** begin Provided material **

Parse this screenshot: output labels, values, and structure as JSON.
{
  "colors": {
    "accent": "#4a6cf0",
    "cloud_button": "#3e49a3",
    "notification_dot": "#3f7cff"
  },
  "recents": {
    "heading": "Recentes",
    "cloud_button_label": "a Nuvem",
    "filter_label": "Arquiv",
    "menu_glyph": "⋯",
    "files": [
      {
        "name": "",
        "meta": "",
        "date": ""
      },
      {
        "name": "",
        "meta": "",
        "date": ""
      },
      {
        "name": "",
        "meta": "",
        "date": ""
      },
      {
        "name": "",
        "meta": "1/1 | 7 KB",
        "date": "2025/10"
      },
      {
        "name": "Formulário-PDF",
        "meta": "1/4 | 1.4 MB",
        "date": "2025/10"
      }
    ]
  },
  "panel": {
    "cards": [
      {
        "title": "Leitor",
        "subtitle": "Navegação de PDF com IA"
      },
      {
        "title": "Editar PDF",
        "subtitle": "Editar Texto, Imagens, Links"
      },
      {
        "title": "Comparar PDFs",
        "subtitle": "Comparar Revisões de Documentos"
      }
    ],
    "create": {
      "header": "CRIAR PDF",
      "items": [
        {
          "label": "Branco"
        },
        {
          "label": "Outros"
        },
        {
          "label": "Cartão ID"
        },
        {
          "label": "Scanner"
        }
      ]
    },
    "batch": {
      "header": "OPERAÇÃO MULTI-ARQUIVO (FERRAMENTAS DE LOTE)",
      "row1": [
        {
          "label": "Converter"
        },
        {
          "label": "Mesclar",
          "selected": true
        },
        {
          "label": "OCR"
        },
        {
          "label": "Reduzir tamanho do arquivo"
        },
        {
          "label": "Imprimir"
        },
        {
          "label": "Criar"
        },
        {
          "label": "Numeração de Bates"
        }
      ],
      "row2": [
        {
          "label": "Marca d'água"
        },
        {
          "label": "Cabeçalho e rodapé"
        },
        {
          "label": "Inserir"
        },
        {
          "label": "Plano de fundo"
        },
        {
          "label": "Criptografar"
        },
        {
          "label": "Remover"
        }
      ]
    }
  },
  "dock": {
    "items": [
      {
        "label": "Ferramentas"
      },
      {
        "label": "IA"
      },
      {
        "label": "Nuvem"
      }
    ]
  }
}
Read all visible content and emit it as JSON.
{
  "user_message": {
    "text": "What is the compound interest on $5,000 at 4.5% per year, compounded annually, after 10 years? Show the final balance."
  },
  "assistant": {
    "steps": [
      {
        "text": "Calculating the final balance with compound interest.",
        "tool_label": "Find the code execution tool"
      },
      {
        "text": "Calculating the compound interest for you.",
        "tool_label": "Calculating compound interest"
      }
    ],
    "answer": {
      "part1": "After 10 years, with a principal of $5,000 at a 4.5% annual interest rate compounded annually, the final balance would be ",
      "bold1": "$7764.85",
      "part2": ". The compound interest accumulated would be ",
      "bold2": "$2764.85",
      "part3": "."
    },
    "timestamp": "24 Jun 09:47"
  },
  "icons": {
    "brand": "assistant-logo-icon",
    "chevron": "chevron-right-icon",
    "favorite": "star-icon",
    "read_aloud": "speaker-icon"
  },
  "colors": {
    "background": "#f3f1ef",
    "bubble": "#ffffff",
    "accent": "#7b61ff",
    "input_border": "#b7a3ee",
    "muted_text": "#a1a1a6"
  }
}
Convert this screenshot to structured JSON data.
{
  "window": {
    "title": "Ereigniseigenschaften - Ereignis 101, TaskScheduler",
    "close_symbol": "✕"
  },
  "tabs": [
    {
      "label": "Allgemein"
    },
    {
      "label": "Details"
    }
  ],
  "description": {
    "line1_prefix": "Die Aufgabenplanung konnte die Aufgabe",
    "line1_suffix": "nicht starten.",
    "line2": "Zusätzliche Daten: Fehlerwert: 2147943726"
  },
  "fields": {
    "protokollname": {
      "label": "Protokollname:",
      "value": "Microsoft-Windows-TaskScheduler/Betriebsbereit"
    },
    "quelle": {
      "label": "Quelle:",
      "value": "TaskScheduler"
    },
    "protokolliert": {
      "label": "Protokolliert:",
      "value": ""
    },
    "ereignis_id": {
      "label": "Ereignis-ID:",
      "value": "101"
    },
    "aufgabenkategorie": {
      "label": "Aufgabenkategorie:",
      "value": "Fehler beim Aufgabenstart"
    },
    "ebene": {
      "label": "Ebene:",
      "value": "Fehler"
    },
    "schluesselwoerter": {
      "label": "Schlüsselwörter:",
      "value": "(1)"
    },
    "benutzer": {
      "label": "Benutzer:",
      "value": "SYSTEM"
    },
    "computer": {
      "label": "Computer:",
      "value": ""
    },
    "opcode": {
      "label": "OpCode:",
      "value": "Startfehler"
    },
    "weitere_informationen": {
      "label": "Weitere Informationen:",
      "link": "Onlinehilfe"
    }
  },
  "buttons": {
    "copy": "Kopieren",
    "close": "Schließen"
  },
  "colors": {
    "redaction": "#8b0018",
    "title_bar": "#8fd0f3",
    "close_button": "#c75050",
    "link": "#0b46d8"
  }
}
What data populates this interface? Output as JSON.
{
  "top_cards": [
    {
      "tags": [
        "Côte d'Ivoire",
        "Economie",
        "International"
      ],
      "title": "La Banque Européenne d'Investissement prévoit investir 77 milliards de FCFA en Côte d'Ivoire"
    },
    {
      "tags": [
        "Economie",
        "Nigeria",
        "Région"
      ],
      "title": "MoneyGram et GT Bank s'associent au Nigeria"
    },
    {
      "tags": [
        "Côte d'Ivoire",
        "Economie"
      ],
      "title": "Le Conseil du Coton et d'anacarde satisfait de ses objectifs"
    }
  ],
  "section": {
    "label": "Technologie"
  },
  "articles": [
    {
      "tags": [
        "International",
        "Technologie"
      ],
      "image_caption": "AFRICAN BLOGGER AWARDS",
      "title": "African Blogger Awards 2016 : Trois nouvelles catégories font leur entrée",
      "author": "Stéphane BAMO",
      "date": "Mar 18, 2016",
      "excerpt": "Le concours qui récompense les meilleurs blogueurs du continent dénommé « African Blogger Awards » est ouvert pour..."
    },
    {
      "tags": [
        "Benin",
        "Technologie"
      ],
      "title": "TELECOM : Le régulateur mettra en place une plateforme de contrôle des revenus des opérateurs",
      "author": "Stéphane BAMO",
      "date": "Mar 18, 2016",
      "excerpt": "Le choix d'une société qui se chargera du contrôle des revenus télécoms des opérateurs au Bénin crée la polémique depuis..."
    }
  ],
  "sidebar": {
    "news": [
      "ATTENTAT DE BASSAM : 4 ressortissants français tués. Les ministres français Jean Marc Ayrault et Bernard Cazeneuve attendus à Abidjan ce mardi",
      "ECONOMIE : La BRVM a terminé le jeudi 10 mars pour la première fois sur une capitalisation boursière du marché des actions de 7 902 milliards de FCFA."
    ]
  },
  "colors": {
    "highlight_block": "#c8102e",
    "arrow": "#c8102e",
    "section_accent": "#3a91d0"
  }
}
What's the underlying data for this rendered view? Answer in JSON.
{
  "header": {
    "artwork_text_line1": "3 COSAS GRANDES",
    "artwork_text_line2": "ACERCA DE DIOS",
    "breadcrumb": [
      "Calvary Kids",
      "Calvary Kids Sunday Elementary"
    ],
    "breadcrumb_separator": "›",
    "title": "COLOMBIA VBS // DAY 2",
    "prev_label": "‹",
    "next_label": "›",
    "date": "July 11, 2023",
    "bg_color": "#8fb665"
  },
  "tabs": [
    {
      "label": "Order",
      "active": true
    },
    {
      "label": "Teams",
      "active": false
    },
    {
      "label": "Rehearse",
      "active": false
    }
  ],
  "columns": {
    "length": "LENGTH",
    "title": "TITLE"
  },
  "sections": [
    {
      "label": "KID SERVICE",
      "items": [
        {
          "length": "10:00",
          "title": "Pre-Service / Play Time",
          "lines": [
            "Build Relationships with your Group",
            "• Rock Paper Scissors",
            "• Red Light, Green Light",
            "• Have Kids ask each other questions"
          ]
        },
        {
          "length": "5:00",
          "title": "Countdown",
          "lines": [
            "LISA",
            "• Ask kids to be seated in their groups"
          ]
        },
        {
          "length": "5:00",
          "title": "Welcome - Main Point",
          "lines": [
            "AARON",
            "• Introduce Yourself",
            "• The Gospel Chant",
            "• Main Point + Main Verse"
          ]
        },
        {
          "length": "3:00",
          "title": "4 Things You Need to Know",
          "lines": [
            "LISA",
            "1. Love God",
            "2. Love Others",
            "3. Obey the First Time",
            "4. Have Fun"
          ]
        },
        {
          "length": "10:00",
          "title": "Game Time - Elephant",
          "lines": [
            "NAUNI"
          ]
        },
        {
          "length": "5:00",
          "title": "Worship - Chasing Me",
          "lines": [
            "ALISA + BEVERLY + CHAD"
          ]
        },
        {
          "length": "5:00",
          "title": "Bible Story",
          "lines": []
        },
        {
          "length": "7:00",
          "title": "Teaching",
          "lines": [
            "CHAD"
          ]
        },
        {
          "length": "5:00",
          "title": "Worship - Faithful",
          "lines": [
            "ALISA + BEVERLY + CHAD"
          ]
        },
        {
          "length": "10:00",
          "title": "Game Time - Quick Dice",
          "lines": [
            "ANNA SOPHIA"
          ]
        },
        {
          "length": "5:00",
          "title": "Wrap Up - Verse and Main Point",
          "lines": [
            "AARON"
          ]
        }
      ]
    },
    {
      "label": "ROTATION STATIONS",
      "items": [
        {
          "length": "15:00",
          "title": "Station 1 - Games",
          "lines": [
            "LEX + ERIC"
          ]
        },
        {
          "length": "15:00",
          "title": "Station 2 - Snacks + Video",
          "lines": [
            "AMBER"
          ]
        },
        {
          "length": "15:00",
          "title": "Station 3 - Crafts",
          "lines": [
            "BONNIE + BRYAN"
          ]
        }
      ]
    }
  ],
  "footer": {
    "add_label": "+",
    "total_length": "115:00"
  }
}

** end Provided material **

**The exercise:** From the data above, copy each line where the string "pour" appears.

**Task result:**
      "excerpt": "Le concours qui récompense les meilleurs blogueurs du continent dénommé « African Blogger Awards » est ouvert pour..."
      "ECONOMIE : La BRVM a terminé le jeudi 10 mars pour la première fois sur une capitalisation boursière du marché des actions de 7 902 milliards de FCFA."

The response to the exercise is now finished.